↓↓↓
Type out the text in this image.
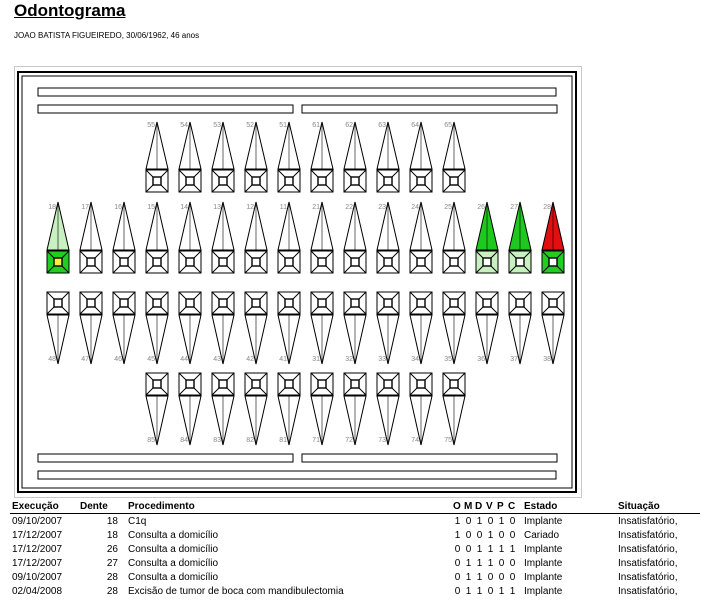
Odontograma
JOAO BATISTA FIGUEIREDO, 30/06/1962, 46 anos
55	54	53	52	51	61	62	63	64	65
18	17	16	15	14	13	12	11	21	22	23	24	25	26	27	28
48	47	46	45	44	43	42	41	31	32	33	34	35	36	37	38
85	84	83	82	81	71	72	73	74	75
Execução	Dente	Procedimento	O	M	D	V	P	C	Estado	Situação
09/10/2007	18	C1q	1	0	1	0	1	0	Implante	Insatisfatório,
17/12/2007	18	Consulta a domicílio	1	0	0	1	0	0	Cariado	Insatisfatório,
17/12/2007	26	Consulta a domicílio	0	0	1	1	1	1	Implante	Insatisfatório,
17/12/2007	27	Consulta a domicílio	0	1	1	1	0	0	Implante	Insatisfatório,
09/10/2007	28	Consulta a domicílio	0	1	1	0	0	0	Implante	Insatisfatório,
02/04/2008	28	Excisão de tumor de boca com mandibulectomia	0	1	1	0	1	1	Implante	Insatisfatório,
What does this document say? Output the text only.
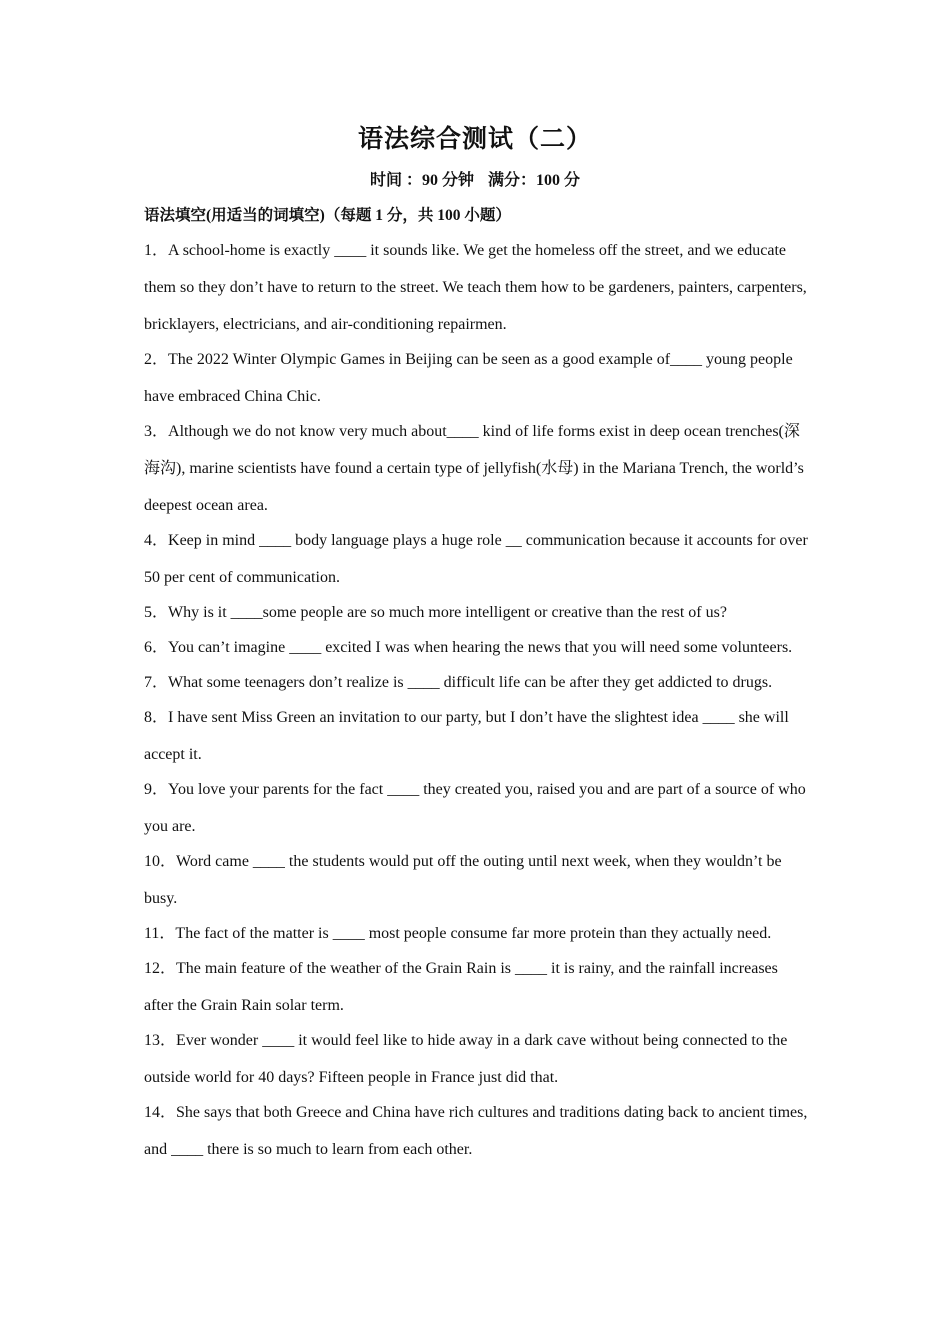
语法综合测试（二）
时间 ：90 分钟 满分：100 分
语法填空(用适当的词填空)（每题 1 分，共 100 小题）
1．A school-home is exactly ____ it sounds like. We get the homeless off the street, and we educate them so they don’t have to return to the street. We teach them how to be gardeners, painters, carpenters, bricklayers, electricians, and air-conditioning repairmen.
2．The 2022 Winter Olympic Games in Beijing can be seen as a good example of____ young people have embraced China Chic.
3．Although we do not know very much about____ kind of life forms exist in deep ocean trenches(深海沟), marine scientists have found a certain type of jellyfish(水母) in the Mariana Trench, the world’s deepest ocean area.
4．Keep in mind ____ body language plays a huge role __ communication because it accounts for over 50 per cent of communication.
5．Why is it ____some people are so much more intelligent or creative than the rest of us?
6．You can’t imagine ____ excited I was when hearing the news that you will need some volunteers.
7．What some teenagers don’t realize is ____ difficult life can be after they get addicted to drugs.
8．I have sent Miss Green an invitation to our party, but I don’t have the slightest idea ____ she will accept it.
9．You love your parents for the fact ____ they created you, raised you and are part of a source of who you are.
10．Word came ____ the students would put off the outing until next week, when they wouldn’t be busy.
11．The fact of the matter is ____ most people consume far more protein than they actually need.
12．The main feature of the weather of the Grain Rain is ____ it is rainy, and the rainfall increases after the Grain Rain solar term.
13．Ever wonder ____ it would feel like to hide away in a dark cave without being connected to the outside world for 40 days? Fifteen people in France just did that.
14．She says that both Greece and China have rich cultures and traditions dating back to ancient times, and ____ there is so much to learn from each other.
↑↑↑
Everything but the pictures is needed: copy the data above exactly.

### Task answer
Type out the text in this image.
Odontograma
JOAO BATISTA FIGUEIREDO, 30/06/1962, 46 anos
55	54	53	52	51	61	62	63	64	65
18	17	16	15	14	13	12	11	21	22	23	24	25	26	27	28
48	47	46	45	44	43	42	41	31	32	33	34	35	36	37	38
85	84	83	82	81	71	72	73	74	75
Execução	Dente	Procedimento	O	M	D	V	P	C	Estado	Situação
09/10/2007	18	C1q	1	0	1	0	1	0	Implante	Insatisfatório,
17/12/2007	18	Consulta a domicílio	1	0	0	1	0	0	Cariado	Insatisfatório,
17/12/2007	26	Consulta a domicílio	0	0	1	1	1	1	Implante	Insatisfatório,
17/12/2007	27	Consulta a domicílio	0	1	1	1	0	0	Implante	Insatisfatório,
09/10/2007	28	Consulta a domicílio	0	1	1	0	0	0	Implante	Insatisfatório,
02/04/2008	28	Excisão de tumor de boca com mandibulectomia	0	1	1	0	1	1	Implante	Insatisfatório,
What does this document say? Output the text only.
语法综合测试（二）
时间 ：90 分钟 满分：100 分
语法填空(用适当的词填空)（每题 1 分，共 100 小题）
1．A school-home is exactly ____ it sounds like. We get the homeless off the street, and we educate them so they don’t have to return to the street. We teach them how to be gardeners, painters, carpenters, bricklayers, electricians, and air-conditioning repairmen.
2．The 2022 Winter Olympic Games in Beijing can be seen as a good example of____ young people have embraced China Chic.
3．Although we do not know very much about____ kind of life forms exist in deep ocean trenches(深海沟), marine scientists have found a certain type of jellyfish(水母) in the Mariana Trench, the world’s deepest ocean area.
4．Keep in mind ____ body language plays a huge role __ communication because it accounts for over 50 per cent of communication.
5．Why is it ____some people are so much more intelligent or creative than the rest of us?
6．You can’t imagine ____ excited I was when hearing the news that you will need some volunteers.
7．What some teenagers don’t realize is ____ difficult life can be after they get addicted to drugs.
8．I have sent Miss Green an invitation to our party, but I don’t have the slightest idea ____ she will accept it.
9．You love your parents for the fact ____ they created you, raised you and are part of a source of who you are.
10．Word came ____ the students would put off the outing until next week, when they wouldn’t be busy.
11．The fact of the matter is ____ most people consume far more protein than they actually need.
12．The main feature of the weather of the Grain Rain is ____ it is rainy, and the rainfall increases after the Grain Rain solar term.
13．Ever wonder ____ it would feel like to hide away in a dark cave without being connected to the outside world for 40 days? Fifteen people in France just did that.
14．She says that both Greece and China have rich cultures and traditions dating back to ancient times, and ____ there is so much to learn from each other.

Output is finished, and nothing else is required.